Extracted information.
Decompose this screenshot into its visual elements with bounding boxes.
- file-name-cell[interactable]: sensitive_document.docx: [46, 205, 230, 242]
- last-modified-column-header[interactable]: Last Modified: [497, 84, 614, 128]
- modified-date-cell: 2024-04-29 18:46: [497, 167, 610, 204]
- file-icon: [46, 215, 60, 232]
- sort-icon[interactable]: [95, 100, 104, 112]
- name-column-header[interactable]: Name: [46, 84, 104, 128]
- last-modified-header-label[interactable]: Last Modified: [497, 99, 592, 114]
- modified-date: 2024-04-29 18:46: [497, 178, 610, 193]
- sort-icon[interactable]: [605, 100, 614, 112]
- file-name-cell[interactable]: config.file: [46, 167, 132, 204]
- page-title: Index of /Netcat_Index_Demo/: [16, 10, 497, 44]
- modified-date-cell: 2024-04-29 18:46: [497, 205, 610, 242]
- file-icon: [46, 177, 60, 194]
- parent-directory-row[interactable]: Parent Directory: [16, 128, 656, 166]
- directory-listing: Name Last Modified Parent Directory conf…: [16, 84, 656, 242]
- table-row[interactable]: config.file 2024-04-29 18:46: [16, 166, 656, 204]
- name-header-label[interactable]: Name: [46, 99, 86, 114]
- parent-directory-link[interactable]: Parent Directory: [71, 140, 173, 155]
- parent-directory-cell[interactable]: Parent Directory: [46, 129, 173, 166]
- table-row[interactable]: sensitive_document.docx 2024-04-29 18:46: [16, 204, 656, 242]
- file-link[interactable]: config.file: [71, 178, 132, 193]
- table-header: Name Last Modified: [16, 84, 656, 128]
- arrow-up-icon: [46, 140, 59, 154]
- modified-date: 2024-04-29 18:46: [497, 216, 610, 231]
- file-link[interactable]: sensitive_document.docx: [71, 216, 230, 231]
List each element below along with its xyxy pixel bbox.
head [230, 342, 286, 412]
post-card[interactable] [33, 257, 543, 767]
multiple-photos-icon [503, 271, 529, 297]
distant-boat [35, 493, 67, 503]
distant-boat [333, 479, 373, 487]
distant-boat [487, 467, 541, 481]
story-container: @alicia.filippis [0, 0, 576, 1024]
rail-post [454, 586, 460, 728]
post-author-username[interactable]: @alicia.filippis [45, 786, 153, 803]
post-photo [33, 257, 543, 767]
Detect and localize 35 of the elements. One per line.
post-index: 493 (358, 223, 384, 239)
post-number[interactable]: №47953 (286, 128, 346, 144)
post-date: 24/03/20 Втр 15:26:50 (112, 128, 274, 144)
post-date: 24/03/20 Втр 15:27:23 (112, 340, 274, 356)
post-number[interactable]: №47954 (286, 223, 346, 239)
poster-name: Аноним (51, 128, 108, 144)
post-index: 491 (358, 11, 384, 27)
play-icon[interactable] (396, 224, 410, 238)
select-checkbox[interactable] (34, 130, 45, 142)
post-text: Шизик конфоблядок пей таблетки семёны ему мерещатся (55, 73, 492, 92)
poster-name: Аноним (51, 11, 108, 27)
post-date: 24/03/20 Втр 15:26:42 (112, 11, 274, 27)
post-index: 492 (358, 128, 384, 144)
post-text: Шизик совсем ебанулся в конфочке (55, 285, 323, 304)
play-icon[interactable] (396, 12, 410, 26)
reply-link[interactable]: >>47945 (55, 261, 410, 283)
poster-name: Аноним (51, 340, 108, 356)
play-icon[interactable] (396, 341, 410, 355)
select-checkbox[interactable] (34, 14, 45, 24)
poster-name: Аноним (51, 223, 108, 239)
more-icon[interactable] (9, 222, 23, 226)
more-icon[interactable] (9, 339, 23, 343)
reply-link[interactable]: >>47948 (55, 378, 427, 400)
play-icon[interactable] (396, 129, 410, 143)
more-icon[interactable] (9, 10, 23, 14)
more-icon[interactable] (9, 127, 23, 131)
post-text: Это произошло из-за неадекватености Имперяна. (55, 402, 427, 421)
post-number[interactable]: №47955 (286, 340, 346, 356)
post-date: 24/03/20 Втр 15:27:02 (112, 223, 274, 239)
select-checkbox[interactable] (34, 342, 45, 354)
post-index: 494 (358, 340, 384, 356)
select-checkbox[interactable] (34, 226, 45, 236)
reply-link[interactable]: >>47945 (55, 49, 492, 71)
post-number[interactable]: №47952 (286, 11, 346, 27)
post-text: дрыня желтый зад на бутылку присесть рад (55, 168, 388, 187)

Brief.
Retype every record above line for line, keeping each character, bracket and number unchanged.

Solved problem.
Decompose this screenshot into its visual elements with bounding boxes.
- file-name-cell[interactable]: sensitive_document.docx: [46, 205, 230, 242]
- last-modified-column-header[interactable]: Last Modified: [497, 84, 614, 128]
- modified-date-cell: 2024-04-29 18:46: [497, 167, 610, 204]
- file-icon: [46, 215, 60, 232]
- sort-icon[interactable]: [95, 100, 104, 112]
- name-column-header[interactable]: Name: [46, 84, 104, 128]
- last-modified-header-label[interactable]: Last Modified: [497, 99, 592, 114]
- modified-date: 2024-04-29 18:46: [497, 178, 610, 193]
- sort-icon[interactable]: [605, 100, 614, 112]
- file-name-cell[interactable]: config.file: [46, 167, 132, 204]
- page-title: Index of /Netcat_Index_Demo/: [16, 10, 497, 44]
- modified-date-cell: 2024-04-29 18:46: [497, 205, 610, 242]
- file-icon: [46, 177, 60, 194]
- parent-directory-row[interactable]: Parent Directory: [16, 128, 656, 166]
- directory-listing: Name Last Modified Parent Directory conf…: [16, 84, 656, 242]
- table-row[interactable]: config.file 2024-04-29 18:46: [16, 166, 656, 204]
- name-header-label[interactable]: Name: [46, 99, 86, 114]
- parent-directory-link[interactable]: Parent Directory: [71, 140, 173, 155]
- parent-directory-cell[interactable]: Parent Directory: [46, 129, 173, 166]
- table-row[interactable]: sensitive_document.docx 2024-04-29 18:46: [16, 204, 656, 242]
- file-link[interactable]: config.file: [71, 178, 132, 193]
- table-header: Name Last Modified: [16, 84, 656, 128]
- arrow-up-icon: [46, 140, 59, 154]
- modified-date: 2024-04-29 18:46: [497, 216, 610, 231]
- file-link[interactable]: sensitive_document.docx: [71, 216, 230, 231]
List each element below along with its xyxy pixel bbox.
head [230, 342, 286, 412]
post-card[interactable] [33, 257, 543, 767]
multiple-photos-icon [503, 271, 529, 297]
distant-boat [35, 493, 67, 503]
distant-boat [333, 479, 373, 487]
distant-boat [487, 467, 541, 481]
story-container: @alicia.filippis [0, 0, 576, 1024]
rail-post [454, 586, 460, 728]
post-author-username[interactable]: @alicia.filippis [45, 786, 153, 803]
post-photo [33, 257, 543, 767]
Detect and localize 35 of the elements. One per line.
post-index: 493 (358, 223, 384, 239)
post-number[interactable]: №47953 (286, 128, 346, 144)
post-date: 24/03/20 Втр 15:26:50 (112, 128, 274, 144)
post-date: 24/03/20 Втр 15:27:23 (112, 340, 274, 356)
post-number[interactable]: №47954 (286, 223, 346, 239)
poster-name: Аноним (51, 128, 108, 144)
post-index: 491 (358, 11, 384, 27)
play-icon[interactable] (396, 224, 410, 238)
select-checkbox[interactable] (34, 130, 45, 142)
post-text: Шизик конфоблядок пей таблетки семёны ему мерещатся (55, 73, 492, 92)
poster-name: Аноним (51, 11, 108, 27)
post-date: 24/03/20 Втр 15:26:42 (112, 11, 274, 27)
post-index: 492 (358, 128, 384, 144)
post-text: Шизик совсем ебанулся в конфочке (55, 285, 323, 304)
play-icon[interactable] (396, 12, 410, 26)
reply-link[interactable]: >>47945 (55, 261, 410, 283)
poster-name: Аноним (51, 340, 108, 356)
play-icon[interactable] (396, 341, 410, 355)
select-checkbox[interactable] (34, 14, 45, 24)
poster-name: Аноним (51, 223, 108, 239)
more-icon[interactable] (9, 222, 23, 226)
more-icon[interactable] (9, 339, 23, 343)
reply-link[interactable]: >>47948 (55, 378, 427, 400)
play-icon[interactable] (396, 129, 410, 143)
more-icon[interactable] (9, 10, 23, 14)
more-icon[interactable] (9, 127, 23, 131)
post-text: Это произошло из-за неадекватености Имперяна. (55, 402, 427, 421)
post-number[interactable]: №47955 (286, 340, 346, 356)
post-date: 24/03/20 Втр 15:27:02 (112, 223, 274, 239)
select-checkbox[interactable] (34, 342, 45, 354)
post-index: 494 (358, 340, 384, 356)
select-checkbox[interactable] (34, 226, 45, 236)
reply-link[interactable]: >>47945 (55, 49, 492, 71)
post-number[interactable]: №47952 (286, 11, 346, 27)
post-text: дрыня желтый зад на бутылку присесть рад (55, 168, 388, 187)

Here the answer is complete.